Records for the exercise —
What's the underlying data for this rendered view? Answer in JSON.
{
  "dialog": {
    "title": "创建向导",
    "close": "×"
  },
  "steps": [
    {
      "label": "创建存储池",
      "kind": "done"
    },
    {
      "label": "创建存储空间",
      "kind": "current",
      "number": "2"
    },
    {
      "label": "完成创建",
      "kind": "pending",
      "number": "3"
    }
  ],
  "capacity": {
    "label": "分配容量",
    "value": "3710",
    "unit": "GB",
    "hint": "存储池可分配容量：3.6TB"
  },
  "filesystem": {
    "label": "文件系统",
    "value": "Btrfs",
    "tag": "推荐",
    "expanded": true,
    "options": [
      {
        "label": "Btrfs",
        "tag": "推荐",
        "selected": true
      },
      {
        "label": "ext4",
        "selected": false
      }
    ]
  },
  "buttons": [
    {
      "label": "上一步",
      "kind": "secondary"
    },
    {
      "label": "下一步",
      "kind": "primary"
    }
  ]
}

What you need to do —
Copy out every line of the listing that contains the string "label".

Final result —
      "label": "创建存储池",
      "label": "创建存储空间",
      "label": "完成创建",
    "label": "分配容量",
    "label": "文件系统",
        "label": "Btrfs",
        "label": "ext4",
      "label": "上一步",
      "label": "下一步",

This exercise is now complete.